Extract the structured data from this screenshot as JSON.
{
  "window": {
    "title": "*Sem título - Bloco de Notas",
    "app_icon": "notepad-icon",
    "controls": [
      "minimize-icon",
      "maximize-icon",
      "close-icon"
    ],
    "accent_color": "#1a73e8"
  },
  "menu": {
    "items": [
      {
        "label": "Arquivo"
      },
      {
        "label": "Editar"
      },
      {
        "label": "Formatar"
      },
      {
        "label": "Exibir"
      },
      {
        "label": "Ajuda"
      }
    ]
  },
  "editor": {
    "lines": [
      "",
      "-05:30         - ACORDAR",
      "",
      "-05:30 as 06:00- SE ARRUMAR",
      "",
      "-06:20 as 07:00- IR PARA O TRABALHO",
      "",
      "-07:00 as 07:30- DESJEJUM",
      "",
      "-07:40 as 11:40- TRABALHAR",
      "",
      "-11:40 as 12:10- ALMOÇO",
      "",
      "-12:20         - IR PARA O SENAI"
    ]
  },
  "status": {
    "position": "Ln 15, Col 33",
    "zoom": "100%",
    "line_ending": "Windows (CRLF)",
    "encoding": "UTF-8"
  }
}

^^^^^^^^^^^^^^^^

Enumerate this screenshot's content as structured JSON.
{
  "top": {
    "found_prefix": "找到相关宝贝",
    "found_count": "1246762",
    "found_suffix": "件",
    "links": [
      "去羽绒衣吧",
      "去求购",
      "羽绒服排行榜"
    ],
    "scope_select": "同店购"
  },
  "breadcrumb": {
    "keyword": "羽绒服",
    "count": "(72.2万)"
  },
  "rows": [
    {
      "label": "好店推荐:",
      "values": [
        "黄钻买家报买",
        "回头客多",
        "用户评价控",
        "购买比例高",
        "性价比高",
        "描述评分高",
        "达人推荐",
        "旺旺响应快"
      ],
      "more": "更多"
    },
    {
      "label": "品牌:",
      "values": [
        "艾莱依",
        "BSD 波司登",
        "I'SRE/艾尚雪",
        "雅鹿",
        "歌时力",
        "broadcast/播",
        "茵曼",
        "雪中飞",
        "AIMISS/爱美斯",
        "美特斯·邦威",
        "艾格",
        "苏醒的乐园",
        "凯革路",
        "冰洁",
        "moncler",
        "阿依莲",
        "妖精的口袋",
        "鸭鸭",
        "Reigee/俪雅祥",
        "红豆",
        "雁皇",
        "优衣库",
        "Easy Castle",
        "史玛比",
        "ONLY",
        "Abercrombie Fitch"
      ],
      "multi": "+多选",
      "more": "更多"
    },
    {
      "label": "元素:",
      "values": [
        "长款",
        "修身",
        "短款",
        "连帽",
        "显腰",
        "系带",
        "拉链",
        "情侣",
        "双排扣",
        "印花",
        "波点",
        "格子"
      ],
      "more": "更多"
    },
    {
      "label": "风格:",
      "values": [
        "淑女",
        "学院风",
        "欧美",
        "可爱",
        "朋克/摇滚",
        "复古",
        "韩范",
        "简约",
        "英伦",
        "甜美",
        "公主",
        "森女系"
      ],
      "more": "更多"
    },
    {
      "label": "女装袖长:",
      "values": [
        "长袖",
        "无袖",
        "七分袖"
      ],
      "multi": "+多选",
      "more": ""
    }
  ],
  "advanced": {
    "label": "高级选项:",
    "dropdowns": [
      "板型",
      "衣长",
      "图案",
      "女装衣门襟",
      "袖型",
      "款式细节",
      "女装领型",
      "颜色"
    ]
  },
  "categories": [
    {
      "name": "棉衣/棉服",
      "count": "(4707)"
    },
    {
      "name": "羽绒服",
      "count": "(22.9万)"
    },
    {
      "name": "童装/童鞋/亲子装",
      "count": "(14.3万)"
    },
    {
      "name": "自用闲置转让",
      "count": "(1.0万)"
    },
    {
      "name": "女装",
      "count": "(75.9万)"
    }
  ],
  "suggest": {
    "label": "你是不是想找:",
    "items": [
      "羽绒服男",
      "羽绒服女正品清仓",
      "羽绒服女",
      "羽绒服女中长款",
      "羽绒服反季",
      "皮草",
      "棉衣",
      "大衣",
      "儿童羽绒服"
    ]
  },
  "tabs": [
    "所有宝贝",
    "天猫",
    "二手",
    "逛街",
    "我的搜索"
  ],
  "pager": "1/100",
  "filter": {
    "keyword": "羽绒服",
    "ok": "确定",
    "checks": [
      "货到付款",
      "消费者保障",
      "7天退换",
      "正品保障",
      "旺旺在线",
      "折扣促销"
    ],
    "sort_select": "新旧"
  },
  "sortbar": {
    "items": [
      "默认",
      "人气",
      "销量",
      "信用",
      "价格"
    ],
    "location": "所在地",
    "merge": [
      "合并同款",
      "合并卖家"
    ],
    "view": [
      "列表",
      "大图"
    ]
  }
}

^^^^^^^^^^^^^^^^

Problem to solve →
Look through the entries above. Extract each line with the word "screenshot".

Expected output →
Extract the structured data from this screenshot as JSON.
Enumerate this screenshot's content as structured JSON.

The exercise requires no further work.